● **EXERCISE BRIEF**
Which lines in the records below contain the word "Πολεοδομίας"? Copy each one out.

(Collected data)
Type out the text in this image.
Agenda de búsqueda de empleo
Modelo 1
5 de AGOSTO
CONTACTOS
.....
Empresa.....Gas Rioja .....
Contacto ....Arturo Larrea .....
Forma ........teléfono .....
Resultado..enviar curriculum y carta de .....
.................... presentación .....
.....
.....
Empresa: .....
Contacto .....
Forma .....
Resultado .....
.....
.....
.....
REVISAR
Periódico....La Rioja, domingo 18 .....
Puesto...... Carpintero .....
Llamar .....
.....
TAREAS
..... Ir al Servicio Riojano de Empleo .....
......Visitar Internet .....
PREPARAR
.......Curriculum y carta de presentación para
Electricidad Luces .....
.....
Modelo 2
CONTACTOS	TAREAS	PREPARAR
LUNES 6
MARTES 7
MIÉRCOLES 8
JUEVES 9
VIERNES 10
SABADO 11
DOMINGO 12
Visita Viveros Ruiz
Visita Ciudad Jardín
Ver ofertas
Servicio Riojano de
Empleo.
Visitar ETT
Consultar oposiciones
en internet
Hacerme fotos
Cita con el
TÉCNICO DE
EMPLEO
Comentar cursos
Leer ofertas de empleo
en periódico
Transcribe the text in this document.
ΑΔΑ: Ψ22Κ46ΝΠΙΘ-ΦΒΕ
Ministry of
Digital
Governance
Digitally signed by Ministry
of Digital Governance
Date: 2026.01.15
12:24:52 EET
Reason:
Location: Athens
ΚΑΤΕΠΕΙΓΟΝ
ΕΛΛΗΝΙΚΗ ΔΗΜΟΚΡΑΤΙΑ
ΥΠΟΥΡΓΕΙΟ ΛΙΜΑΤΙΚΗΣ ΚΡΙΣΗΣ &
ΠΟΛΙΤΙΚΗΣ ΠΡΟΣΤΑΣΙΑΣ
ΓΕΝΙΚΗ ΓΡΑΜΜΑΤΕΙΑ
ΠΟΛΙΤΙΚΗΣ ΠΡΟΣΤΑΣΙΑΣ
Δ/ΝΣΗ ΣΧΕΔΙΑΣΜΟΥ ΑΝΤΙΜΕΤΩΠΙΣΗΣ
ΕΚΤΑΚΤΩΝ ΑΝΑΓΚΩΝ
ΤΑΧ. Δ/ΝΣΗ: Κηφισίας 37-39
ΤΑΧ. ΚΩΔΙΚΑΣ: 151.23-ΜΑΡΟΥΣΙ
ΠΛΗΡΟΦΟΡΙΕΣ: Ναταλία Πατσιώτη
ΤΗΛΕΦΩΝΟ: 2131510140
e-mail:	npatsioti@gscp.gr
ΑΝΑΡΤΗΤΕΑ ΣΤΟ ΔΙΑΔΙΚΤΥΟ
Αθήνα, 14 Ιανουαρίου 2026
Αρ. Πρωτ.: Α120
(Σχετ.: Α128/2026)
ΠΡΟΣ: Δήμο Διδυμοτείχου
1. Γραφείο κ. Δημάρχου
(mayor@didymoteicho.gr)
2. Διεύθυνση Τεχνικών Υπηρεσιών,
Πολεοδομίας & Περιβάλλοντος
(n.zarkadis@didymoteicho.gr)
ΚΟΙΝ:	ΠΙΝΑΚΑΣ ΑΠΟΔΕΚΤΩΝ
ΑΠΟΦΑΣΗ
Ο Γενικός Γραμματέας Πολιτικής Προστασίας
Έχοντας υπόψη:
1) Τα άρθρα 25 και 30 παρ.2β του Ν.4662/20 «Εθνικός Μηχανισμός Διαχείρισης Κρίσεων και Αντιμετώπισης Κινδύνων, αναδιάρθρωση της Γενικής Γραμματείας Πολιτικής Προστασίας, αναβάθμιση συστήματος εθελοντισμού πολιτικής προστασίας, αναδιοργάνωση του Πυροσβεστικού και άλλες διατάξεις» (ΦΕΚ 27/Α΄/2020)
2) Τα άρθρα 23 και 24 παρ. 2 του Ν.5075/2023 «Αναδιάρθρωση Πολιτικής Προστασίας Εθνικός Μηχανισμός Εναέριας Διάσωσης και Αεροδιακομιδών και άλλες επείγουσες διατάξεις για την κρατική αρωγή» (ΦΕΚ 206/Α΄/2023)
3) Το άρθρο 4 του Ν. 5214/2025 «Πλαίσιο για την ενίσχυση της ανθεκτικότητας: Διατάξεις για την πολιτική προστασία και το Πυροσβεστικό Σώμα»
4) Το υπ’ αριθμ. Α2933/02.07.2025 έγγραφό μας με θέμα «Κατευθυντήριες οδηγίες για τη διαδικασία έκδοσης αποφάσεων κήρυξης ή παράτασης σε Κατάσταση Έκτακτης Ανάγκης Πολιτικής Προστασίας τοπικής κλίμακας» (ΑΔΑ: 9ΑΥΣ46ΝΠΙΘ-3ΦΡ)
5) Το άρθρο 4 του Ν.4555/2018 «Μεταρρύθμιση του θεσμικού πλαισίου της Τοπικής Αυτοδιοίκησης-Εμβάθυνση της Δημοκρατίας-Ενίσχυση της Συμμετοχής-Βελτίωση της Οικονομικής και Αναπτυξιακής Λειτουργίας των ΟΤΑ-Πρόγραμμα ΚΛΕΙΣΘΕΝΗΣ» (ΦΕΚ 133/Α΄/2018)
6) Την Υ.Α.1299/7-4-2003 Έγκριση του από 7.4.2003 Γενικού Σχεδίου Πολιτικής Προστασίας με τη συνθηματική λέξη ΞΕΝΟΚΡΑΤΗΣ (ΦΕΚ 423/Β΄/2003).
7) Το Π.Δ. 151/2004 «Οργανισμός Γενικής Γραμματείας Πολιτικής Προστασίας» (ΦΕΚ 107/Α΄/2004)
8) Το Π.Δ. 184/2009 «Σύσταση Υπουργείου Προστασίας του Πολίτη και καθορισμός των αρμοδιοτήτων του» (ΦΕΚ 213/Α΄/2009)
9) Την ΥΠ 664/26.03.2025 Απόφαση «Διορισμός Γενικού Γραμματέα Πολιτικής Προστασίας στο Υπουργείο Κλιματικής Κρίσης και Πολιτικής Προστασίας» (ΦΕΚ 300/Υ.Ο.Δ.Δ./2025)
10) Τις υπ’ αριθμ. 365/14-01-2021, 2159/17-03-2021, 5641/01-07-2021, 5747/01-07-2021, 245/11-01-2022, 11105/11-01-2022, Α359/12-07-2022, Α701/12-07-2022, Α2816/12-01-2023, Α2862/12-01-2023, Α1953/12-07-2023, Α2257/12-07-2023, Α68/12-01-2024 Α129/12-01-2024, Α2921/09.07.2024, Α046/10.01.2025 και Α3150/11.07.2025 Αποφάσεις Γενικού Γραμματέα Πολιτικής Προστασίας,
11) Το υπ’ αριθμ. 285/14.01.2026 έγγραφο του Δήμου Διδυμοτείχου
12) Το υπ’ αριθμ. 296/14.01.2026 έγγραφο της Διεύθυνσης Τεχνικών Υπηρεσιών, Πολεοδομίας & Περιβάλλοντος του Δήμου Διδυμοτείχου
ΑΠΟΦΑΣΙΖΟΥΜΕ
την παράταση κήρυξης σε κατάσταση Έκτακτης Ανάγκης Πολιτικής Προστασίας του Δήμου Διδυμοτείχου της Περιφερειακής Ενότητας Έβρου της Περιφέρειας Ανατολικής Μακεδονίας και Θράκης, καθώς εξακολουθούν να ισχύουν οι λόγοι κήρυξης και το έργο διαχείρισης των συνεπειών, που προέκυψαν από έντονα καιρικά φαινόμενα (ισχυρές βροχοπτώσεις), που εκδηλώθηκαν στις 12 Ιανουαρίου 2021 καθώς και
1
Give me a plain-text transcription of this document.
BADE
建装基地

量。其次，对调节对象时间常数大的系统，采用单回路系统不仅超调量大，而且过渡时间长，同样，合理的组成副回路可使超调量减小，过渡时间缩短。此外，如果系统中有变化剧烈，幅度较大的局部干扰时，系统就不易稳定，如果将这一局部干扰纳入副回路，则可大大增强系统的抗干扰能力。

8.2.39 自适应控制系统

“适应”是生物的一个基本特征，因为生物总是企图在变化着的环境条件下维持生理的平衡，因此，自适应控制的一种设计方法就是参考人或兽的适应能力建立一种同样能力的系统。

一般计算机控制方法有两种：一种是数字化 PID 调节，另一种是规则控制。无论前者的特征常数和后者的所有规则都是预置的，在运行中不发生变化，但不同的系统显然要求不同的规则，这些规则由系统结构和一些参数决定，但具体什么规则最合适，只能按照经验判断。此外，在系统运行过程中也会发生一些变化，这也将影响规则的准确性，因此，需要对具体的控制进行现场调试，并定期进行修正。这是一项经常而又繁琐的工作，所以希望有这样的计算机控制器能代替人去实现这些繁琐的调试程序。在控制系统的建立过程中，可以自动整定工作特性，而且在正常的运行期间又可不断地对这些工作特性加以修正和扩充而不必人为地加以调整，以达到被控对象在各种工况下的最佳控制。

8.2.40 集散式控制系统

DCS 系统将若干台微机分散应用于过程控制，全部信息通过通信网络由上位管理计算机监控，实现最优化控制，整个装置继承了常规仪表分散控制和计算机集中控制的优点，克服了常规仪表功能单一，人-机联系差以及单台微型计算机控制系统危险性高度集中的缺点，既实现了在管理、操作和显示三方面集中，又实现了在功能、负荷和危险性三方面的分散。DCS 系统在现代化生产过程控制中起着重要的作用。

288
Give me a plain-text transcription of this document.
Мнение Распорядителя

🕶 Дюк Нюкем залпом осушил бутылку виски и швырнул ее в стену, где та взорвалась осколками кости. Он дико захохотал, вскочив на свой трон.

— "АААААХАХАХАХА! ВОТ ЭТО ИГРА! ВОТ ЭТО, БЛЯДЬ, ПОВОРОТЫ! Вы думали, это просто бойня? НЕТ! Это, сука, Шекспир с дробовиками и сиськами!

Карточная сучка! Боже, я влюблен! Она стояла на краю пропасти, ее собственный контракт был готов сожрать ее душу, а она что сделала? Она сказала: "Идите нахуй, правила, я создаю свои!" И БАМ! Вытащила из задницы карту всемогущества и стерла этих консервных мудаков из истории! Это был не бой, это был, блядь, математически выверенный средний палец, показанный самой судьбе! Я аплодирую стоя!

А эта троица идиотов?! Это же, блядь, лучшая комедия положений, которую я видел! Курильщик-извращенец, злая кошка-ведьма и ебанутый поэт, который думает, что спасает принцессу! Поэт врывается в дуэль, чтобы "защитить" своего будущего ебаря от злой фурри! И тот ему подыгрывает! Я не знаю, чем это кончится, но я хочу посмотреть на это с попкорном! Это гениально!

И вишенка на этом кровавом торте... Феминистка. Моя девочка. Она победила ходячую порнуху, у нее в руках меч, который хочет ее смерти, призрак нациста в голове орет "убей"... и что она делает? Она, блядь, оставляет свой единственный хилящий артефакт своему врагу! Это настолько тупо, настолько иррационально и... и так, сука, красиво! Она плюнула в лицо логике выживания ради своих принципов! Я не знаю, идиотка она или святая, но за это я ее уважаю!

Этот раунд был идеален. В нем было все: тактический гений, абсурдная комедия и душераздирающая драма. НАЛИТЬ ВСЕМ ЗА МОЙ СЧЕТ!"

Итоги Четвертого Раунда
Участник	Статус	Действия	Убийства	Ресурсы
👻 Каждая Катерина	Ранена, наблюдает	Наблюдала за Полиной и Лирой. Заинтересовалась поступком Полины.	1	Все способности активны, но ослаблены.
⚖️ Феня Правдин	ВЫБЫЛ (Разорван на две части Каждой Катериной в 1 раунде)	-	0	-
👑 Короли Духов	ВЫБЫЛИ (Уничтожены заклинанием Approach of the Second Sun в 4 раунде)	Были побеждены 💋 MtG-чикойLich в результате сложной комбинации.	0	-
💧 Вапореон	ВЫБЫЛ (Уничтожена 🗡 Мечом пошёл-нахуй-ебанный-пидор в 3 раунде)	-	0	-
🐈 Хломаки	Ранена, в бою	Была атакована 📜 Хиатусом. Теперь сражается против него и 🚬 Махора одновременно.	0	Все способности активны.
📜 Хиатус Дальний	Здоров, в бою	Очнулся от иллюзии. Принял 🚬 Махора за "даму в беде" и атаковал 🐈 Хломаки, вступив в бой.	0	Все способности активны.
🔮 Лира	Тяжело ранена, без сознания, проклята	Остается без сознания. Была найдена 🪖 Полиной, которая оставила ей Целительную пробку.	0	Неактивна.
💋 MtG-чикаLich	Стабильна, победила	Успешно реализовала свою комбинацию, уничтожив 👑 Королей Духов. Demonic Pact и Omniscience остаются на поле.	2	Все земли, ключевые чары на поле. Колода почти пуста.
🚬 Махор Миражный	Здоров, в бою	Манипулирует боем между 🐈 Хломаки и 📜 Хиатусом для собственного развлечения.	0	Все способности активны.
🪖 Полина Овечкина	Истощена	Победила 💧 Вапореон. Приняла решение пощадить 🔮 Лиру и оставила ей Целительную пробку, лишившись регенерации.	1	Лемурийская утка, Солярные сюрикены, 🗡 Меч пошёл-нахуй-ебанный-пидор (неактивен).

● **ANSWER TO THIS PROBLEM**
Πολεοδομίας & Περιβάλλοντος
12) Το υπ’ αριθμ. 296/14.01.2026 έγγραφο της Διεύθυνσης Τεχνικών Υπηρεσιών, Πολεοδομίας & Περιβάλλοντος του Δήμου Διδυμοτείχου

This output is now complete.